◆ **Set problem**
Transcribe all of the data exactly. Omit the pictures.

— Begin Entries shown —

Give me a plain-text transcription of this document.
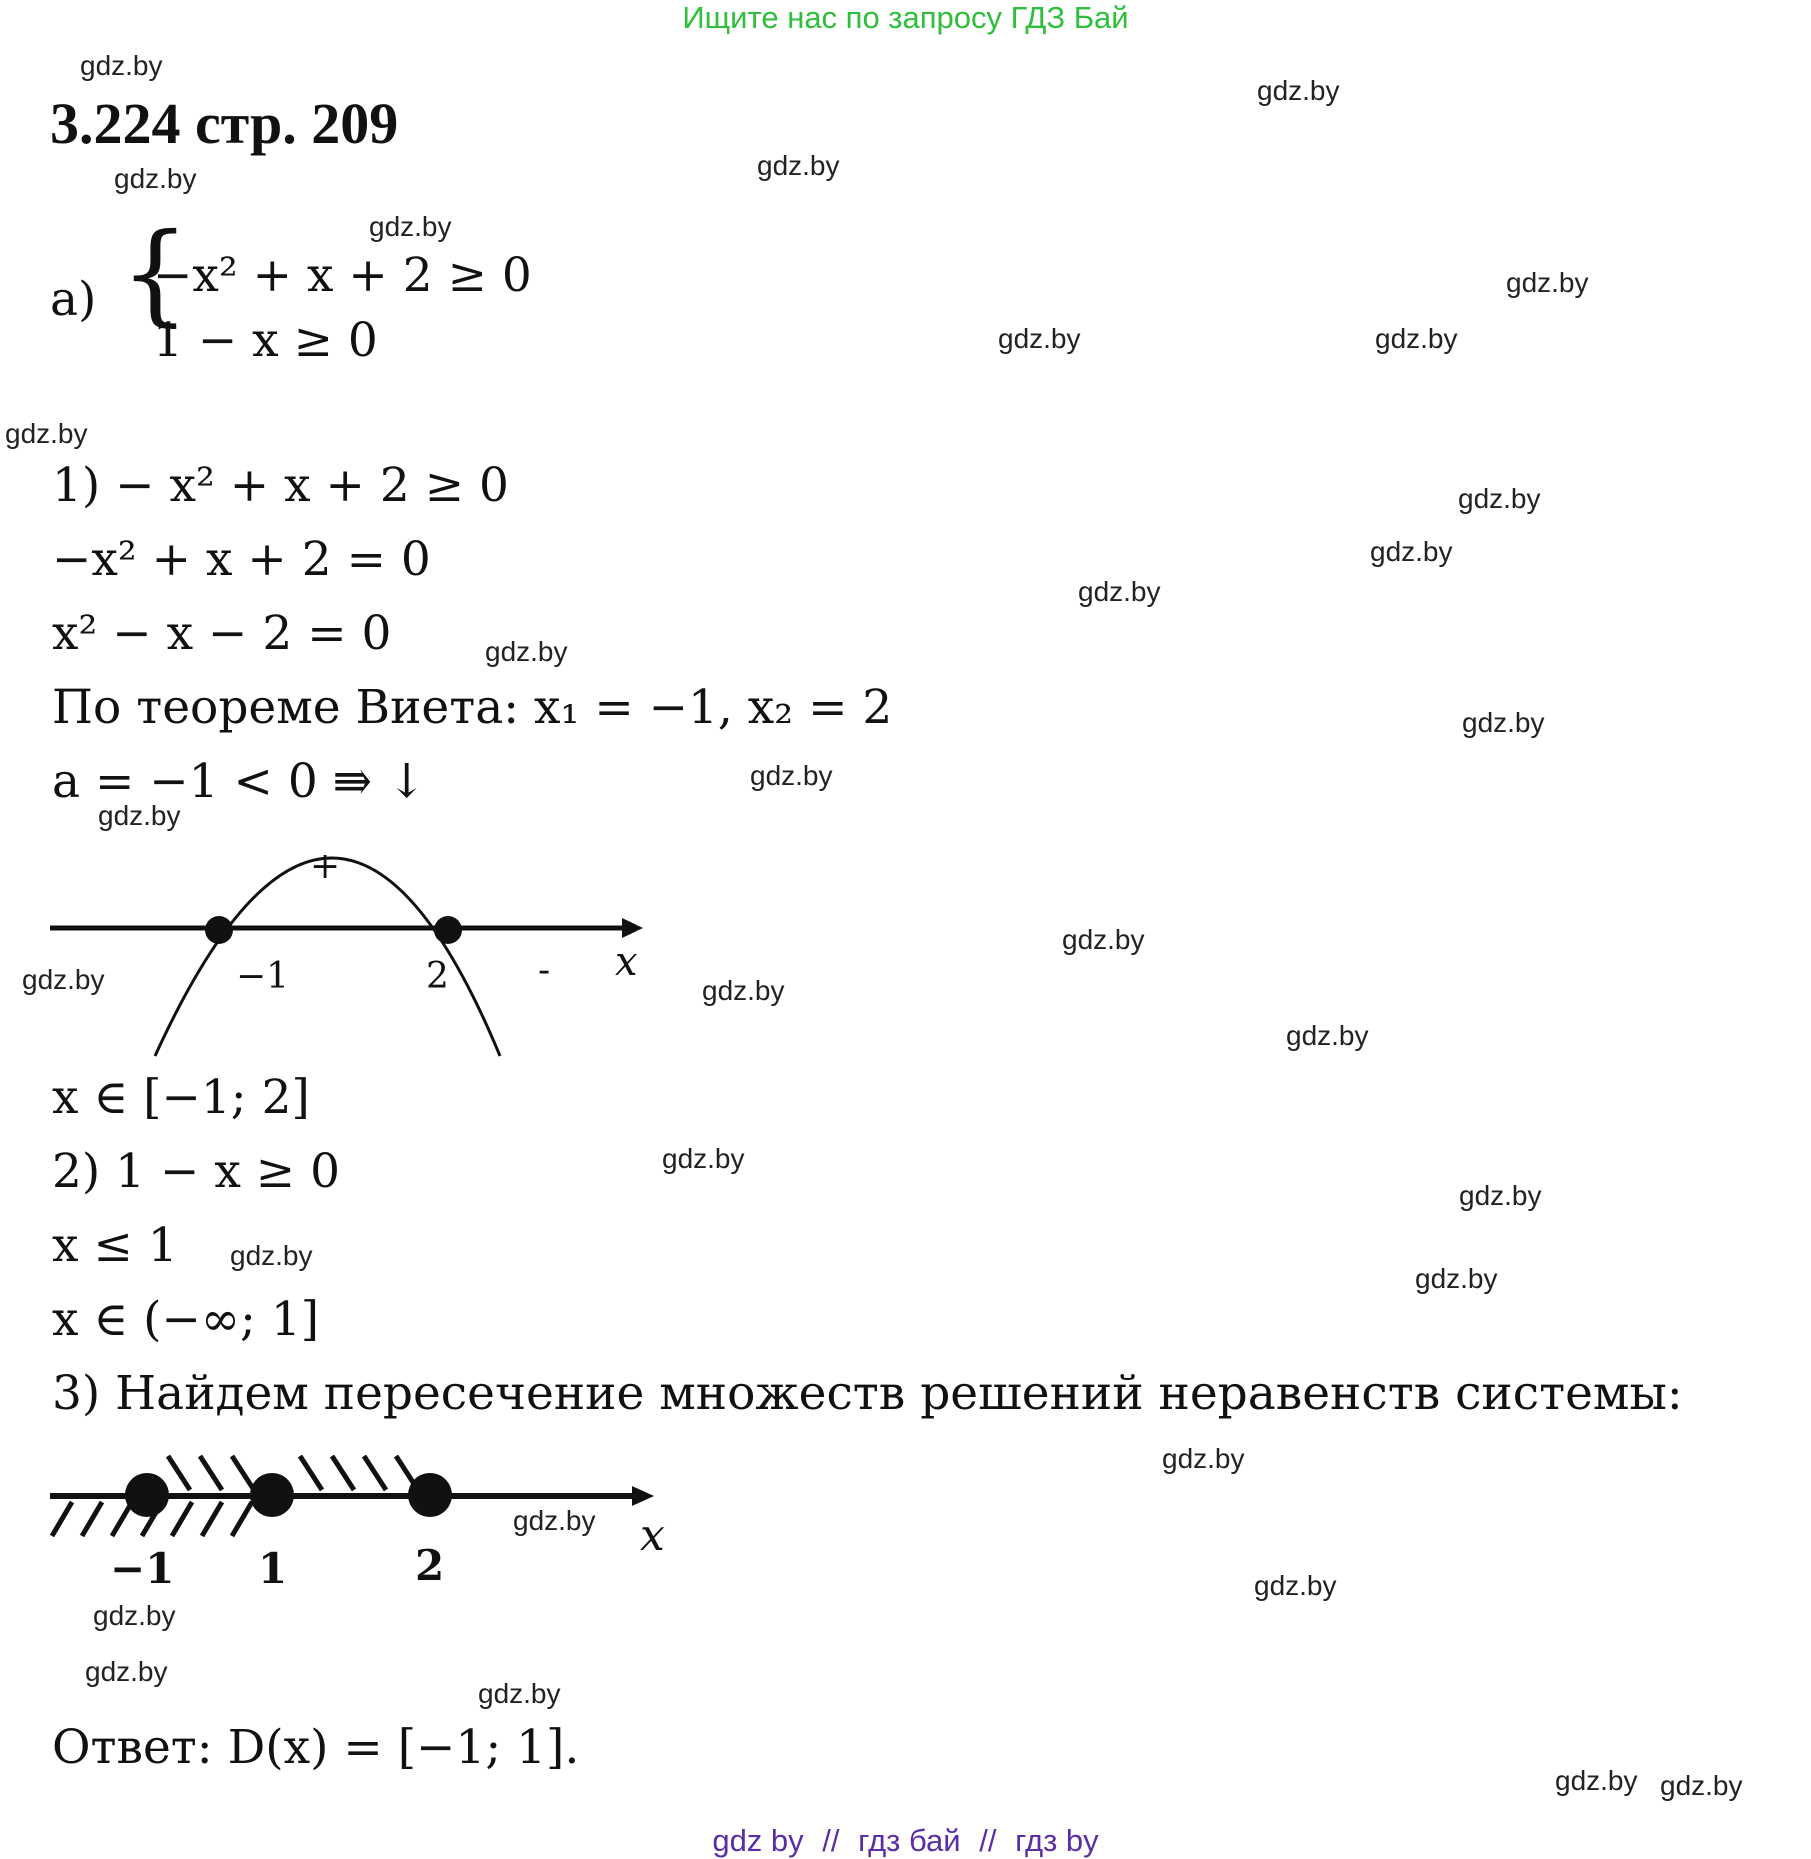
Ищите нас по запросу ГДЗ Бай
3.224 стр. 209
a) {
−x² + x + 2 ≥ 0
1 − x ≥ 0
1) − x² + x + 2 ≥ 0
−x² + x + 2 = 0
x² − x − 2 = 0
По теореме Виета: x₁ = −1, x₂ = 2
a = −1 < 0 ⇛ ↓
+
−1	2 - x
x ∈ [−1; 2]
2) 1 − x ≥ 0
x ≤ 1
x ∈ (−∞; 1]
3) Найдем пересечение множеств решений неравенств системы:
−1 1	2
x
Ответ: D(x) = [−1; 1].
gdz.by
gdz.by
gdz.by	gdz.by
gdz.by
gdz.by
gdz.by	gdz.by
gdz.by
gdz.by
gdz.by
gdz.by
gdz.by
gdz.by
gdz.by
gdz.by
gdz.by
gdz.by	gdz.by
gdz.by
gdz.by
gdz.by
gdz.by
gdz.by
gdz.by
gdz.by
gdz.by
gdz.by
gdz.by
gdz.by
gdz.by gdz.by
gdz by // гдз бай // гдз by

— End Entries shown —

◆ **Response to the exercise**
Give me a plain-text transcription of this document.
Ищите нас по запросу ГДЗ Бай
3.224 стр. 209
a) {
−x² + x + 2 ≥ 0
1 − x ≥ 0
1) − x² + x + 2 ≥ 0
−x² + x + 2 = 0
x² − x − 2 = 0
По теореме Виета: x₁ = −1, x₂ = 2
a = −1 < 0 ⇛ ↓
+
−1	2 - x
x ∈ [−1; 2]
2) 1 − x ≥ 0
x ≤ 1
x ∈ (−∞; 1]
3) Найдем пересечение множеств решений неравенств системы:
−1 1	2
x
Ответ: D(x) = [−1; 1].
gdz.by
gdz.by
gdz.by	gdz.by
gdz.by
gdz.by
gdz.by	gdz.by
gdz.by
gdz.by
gdz.by
gdz.by
gdz.by
gdz.by
gdz.by
gdz.by
gdz.by
gdz.by	gdz.by
gdz.by
gdz.by
gdz.by
gdz.by
gdz.by
gdz.by
gdz.by
gdz.by
gdz.by
gdz.by
gdz.by
gdz.by gdz.by
gdz by // гдз бай // гдз by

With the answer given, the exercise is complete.